=== Stated goal ===
Print out the entries below with no edits.

=== Provided data ===
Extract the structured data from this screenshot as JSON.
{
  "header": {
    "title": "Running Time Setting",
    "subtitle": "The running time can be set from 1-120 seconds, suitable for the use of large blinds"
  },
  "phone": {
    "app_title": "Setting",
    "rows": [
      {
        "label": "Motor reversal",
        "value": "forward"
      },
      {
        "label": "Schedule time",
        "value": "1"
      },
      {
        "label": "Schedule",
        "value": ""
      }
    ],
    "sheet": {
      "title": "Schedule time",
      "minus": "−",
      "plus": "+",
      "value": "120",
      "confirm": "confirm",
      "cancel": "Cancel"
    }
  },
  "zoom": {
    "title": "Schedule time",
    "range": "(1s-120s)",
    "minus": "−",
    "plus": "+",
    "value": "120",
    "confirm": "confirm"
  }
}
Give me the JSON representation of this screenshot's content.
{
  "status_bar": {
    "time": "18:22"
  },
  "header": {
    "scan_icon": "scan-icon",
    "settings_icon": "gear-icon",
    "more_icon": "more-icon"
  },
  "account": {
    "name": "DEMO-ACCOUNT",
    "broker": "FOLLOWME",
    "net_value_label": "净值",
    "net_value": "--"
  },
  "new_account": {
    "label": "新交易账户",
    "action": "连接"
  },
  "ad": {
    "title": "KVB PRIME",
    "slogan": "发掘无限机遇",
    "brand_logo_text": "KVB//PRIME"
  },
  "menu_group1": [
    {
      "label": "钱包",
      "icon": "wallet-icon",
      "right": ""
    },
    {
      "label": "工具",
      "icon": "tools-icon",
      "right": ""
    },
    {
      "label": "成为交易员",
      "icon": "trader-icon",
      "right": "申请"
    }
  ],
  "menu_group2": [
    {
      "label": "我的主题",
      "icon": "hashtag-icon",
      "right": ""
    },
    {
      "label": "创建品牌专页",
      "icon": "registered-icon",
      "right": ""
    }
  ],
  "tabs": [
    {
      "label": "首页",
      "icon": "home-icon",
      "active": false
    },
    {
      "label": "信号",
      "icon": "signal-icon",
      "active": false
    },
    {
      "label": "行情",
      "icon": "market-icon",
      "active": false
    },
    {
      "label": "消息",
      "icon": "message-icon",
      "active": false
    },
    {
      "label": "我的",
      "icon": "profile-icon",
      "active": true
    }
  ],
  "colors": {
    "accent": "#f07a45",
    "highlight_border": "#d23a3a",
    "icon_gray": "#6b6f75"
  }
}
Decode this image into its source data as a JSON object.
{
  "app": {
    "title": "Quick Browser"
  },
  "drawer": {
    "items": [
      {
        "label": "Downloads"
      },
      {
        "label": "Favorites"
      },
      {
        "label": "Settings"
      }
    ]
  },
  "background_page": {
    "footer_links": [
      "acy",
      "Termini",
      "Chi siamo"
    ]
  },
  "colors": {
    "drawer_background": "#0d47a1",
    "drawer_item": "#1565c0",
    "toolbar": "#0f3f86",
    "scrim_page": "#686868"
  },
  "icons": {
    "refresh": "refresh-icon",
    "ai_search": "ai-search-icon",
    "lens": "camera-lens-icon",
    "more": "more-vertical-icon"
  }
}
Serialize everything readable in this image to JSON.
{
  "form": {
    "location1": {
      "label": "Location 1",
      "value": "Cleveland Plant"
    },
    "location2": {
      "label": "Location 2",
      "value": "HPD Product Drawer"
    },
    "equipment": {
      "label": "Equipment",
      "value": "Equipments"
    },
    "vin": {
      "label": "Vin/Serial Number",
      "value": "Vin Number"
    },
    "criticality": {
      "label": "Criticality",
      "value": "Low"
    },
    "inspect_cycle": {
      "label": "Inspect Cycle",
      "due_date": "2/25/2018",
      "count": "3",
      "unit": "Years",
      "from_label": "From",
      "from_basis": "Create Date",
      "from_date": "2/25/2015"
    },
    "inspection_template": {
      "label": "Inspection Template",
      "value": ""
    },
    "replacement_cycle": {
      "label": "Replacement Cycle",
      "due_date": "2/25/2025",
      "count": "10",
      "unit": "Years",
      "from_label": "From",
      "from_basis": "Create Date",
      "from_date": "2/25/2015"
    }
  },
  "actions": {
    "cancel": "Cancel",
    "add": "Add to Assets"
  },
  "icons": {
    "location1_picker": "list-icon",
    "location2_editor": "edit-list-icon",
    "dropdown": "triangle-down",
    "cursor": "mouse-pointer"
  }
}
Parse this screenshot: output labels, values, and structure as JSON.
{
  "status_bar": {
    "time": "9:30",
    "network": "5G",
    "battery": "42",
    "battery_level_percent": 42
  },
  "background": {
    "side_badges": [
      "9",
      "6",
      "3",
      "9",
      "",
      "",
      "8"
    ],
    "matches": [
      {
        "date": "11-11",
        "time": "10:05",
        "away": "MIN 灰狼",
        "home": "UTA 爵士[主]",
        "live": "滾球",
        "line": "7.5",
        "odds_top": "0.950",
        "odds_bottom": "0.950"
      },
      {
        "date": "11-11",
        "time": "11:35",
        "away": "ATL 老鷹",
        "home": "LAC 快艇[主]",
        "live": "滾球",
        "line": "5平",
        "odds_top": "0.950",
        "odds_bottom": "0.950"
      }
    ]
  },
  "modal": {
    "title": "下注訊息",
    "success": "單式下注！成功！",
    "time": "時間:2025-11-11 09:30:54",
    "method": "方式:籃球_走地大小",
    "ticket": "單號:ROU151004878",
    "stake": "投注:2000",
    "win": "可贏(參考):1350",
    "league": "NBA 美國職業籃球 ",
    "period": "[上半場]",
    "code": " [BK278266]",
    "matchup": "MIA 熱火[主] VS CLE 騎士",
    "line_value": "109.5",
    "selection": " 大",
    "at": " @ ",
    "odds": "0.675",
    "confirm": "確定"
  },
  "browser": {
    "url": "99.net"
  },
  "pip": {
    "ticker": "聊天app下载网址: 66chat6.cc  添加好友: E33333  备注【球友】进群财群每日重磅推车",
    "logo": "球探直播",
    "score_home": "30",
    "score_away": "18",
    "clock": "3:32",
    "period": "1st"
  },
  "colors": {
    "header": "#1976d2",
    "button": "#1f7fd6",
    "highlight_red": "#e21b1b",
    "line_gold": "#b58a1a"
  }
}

=== Answer ===
Extract the structured data from this screenshot as JSON.
{
  "header": {
    "title": "Running Time Setting",
    "subtitle": "The running time can be set from 1-120 seconds, suitable for the use of large blinds"
  },
  "phone": {
    "app_title": "Setting",
    "rows": [
      {
        "label": "Motor reversal",
        "value": "forward"
      },
      {
        "label": "Schedule time",
        "value": "1"
      },
      {
        "label": "Schedule",
        "value": ""
      }
    ],
    "sheet": {
      "title": "Schedule time",
      "minus": "−",
      "plus": "+",
      "value": "120",
      "confirm": "confirm",
      "cancel": "Cancel"
    }
  },
  "zoom": {
    "title": "Schedule time",
    "range": "(1s-120s)",
    "minus": "−",
    "plus": "+",
    "value": "120",
    "confirm": "confirm"
  }
}
Give me the JSON representation of this screenshot's content.
{
  "status_bar": {
    "time": "18:22"
  },
  "header": {
    "scan_icon": "scan-icon",
    "settings_icon": "gear-icon",
    "more_icon": "more-icon"
  },
  "account": {
    "name": "DEMO-ACCOUNT",
    "broker": "FOLLOWME",
    "net_value_label": "净值",
    "net_value": "--"
  },
  "new_account": {
    "label": "新交易账户",
    "action": "连接"
  },
  "ad": {
    "title": "KVB PRIME",
    "slogan": "发掘无限机遇",
    "brand_logo_text": "KVB//PRIME"
  },
  "menu_group1": [
    {
      "label": "钱包",
      "icon": "wallet-icon",
      "right": ""
    },
    {
      "label": "工具",
      "icon": "tools-icon",
      "right": ""
    },
    {
      "label": "成为交易员",
      "icon": "trader-icon",
      "right": "申请"
    }
  ],
  "menu_group2": [
    {
      "label": "我的主题",
      "icon": "hashtag-icon",
      "right": ""
    },
    {
      "label": "创建品牌专页",
      "icon": "registered-icon",
      "right": ""
    }
  ],
  "tabs": [
    {
      "label": "首页",
      "icon": "home-icon",
      "active": false
    },
    {
      "label": "信号",
      "icon": "signal-icon",
      "active": false
    },
    {
      "label": "行情",
      "icon": "market-icon",
      "active": false
    },
    {
      "label": "消息",
      "icon": "message-icon",
      "active": false
    },
    {
      "label": "我的",
      "icon": "profile-icon",
      "active": true
    }
  ],
  "colors": {
    "accent": "#f07a45",
    "highlight_border": "#d23a3a",
    "icon_gray": "#6b6f75"
  }
}
Decode this image into its source data as a JSON object.
{
  "app": {
    "title": "Quick Browser"
  },
  "drawer": {
    "items": [
      {
        "label": "Downloads"
      },
      {
        "label": "Favorites"
      },
      {
        "label": "Settings"
      }
    ]
  },
  "background_page": {
    "footer_links": [
      "acy",
      "Termini",
      "Chi siamo"
    ]
  },
  "colors": {
    "drawer_background": "#0d47a1",
    "drawer_item": "#1565c0",
    "toolbar": "#0f3f86",
    "scrim_page": "#686868"
  },
  "icons": {
    "refresh": "refresh-icon",
    "ai_search": "ai-search-icon",
    "lens": "camera-lens-icon",
    "more": "more-vertical-icon"
  }
}
Serialize everything readable in this image to JSON.
{
  "form": {
    "location1": {
      "label": "Location 1",
      "value": "Cleveland Plant"
    },
    "location2": {
      "label": "Location 2",
      "value": "HPD Product Drawer"
    },
    "equipment": {
      "label": "Equipment",
      "value": "Equipments"
    },
    "vin": {
      "label": "Vin/Serial Number",
      "value": "Vin Number"
    },
    "criticality": {
      "label": "Criticality",
      "value": "Low"
    },
    "inspect_cycle": {
      "label": "Inspect Cycle",
      "due_date": "2/25/2018",
      "count": "3",
      "unit": "Years",
      "from_label": "From",
      "from_basis": "Create Date",
      "from_date": "2/25/2015"
    },
    "inspection_template": {
      "label": "Inspection Template",
      "value": ""
    },
    "replacement_cycle": {
      "label": "Replacement Cycle",
      "due_date": "2/25/2025",
      "count": "10",
      "unit": "Years",
      "from_label": "From",
      "from_basis": "Create Date",
      "from_date": "2/25/2015"
    }
  },
  "actions": {
    "cancel": "Cancel",
    "add": "Add to Assets"
  },
  "icons": {
    "location1_picker": "list-icon",
    "location2_editor": "edit-list-icon",
    "dropdown": "triangle-down",
    "cursor": "mouse-pointer"
  }
}
Parse this screenshot: output labels, values, and structure as JSON.
{
  "status_bar": {
    "time": "9:30",
    "network": "5G",
    "battery": "42",
    "battery_level_percent": 42
  },
  "background": {
    "side_badges": [
      "9",
      "6",
      "3",
      "9",
      "",
      "",
      "8"
    ],
    "matches": [
      {
        "date": "11-11",
        "time": "10:05",
        "away": "MIN 灰狼",
        "home": "UTA 爵士[主]",
        "live": "滾球",
        "line": "7.5",
        "odds_top": "0.950",
        "odds_bottom": "0.950"
      },
      {
        "date": "11-11",
        "time": "11:35",
        "away": "ATL 老鷹",
        "home": "LAC 快艇[主]",
        "live": "滾球",
        "line": "5平",
        "odds_top": "0.950",
        "odds_bottom": "0.950"
      }
    ]
  },
  "modal": {
    "title": "下注訊息",
    "success": "單式下注！成功！",
    "time": "時間:2025-11-11 09:30:54",
    "method": "方式:籃球_走地大小",
    "ticket": "單號:ROU151004878",
    "stake": "投注:2000",
    "win": "可贏(參考):1350",
    "league": "NBA 美國職業籃球 ",
    "period": "[上半場]",
    "code": " [BK278266]",
    "matchup": "MIA 熱火[主] VS CLE 騎士",
    "line_value": "109.5",
    "selection": " 大",
    "at": " @ ",
    "odds": "0.675",
    "confirm": "確定"
  },
  "browser": {
    "url": "99.net"
  },
  "pip": {
    "ticker": "聊天app下载网址: 66chat6.cc  添加好友: E33333  备注【球友】进群财群每日重磅推车",
    "logo": "球探直播",
    "score_home": "30",
    "score_away": "18",
    "clock": "3:32",
    "period": "1st"
  },
  "colors": {
    "header": "#1976d2",
    "button": "#1f7fd6",
    "highlight_red": "#e21b1b",
    "line_gold": "#b58a1a"
  }
}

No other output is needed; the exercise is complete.